● Task goal
Retype the whole listing below, character for character.

— BEGIN Supplied material —

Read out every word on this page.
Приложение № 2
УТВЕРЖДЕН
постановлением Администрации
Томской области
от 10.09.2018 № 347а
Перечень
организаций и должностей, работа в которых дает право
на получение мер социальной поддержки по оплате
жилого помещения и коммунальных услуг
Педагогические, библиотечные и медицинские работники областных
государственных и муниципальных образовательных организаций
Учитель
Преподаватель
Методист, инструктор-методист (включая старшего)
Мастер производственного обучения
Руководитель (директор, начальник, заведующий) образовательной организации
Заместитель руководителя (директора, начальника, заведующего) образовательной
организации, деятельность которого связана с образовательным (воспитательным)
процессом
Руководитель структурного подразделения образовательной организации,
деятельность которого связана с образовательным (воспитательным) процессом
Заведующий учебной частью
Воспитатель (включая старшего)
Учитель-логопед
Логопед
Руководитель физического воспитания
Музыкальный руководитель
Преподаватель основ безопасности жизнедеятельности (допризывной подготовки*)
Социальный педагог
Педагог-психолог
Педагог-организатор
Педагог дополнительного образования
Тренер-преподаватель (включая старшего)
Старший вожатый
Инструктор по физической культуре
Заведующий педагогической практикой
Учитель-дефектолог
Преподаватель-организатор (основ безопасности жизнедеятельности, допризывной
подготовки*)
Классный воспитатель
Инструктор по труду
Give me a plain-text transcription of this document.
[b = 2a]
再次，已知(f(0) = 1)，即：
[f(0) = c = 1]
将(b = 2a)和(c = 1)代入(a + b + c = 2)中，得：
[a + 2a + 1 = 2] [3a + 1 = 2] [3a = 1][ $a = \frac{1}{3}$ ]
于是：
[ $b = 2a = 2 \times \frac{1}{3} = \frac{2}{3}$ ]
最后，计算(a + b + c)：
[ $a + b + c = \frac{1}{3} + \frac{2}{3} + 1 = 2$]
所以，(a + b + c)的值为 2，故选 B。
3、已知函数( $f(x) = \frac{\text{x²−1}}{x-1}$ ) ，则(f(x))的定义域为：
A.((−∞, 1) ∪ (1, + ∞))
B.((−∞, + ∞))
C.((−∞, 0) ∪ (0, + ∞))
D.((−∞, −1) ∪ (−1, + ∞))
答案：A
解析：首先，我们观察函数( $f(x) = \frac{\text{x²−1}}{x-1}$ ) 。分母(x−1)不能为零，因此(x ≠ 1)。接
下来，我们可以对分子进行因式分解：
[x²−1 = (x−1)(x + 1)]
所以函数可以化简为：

— END Supplied material —

● Reply
Read out every word on this page.
Приложение № 2
УТВЕРЖДЕН
постановлением Администрации
Томской области
от 10.09.2018 № 347а
Перечень
организаций и должностей, работа в которых дает право
на получение мер социальной поддержки по оплате
жилого помещения и коммунальных услуг
Педагогические, библиотечные и медицинские работники областных
государственных и муниципальных образовательных организаций
Учитель
Преподаватель
Методист, инструктор-методист (включая старшего)
Мастер производственного обучения
Руководитель (директор, начальник, заведующий) образовательной организации
Заместитель руководителя (директора, начальника, заведующего) образовательной
организации, деятельность которого связана с образовательным (воспитательным)
процессом
Руководитель структурного подразделения образовательной организации,
деятельность которого связана с образовательным (воспитательным) процессом
Заведующий учебной частью
Воспитатель (включая старшего)
Учитель-логопед
Логопед
Руководитель физического воспитания
Музыкальный руководитель
Преподаватель основ безопасности жизнедеятельности (допризывной подготовки*)
Социальный педагог
Педагог-психолог
Педагог-организатор
Педагог дополнительного образования
Тренер-преподаватель (включая старшего)
Старший вожатый
Инструктор по физической культуре
Заведующий педагогической практикой
Учитель-дефектолог
Преподаватель-организатор (основ безопасности жизнедеятельности, допризывной
подготовки*)
Классный воспитатель
Инструктор по труду
Give me a plain-text transcription of this document.
[b = 2a]
再次，已知(f(0) = 1)，即：
[f(0) = c = 1]
将(b = 2a)和(c = 1)代入(a + b + c = 2)中，得：
[a + 2a + 1 = 2] [3a + 1 = 2] [3a = 1][ $a = \frac{1}{3}$ ]
于是：
[ $b = 2a = 2 \times \frac{1}{3} = \frac{2}{3}$ ]
最后，计算(a + b + c)：
[ $a + b + c = \frac{1}{3} + \frac{2}{3} + 1 = 2$]
所以，(a + b + c)的值为 2，故选 B。
3、已知函数( $f(x) = \frac{\text{x²−1}}{x-1}$ ) ，则(f(x))的定义域为：
A.((−∞, 1) ∪ (1, + ∞))
B.((−∞, + ∞))
C.((−∞, 0) ∪ (0, + ∞))
D.((−∞, −1) ∪ (−1, + ∞))
答案：A
解析：首先，我们观察函数( $f(x) = \frac{\text{x²−1}}{x-1}$ ) 。分母(x−1)不能为零，因此(x ≠ 1)。接
下来，我们可以对分子进行因式分解：
[x²−1 = (x−1)(x + 1)]
所以函数可以化简为：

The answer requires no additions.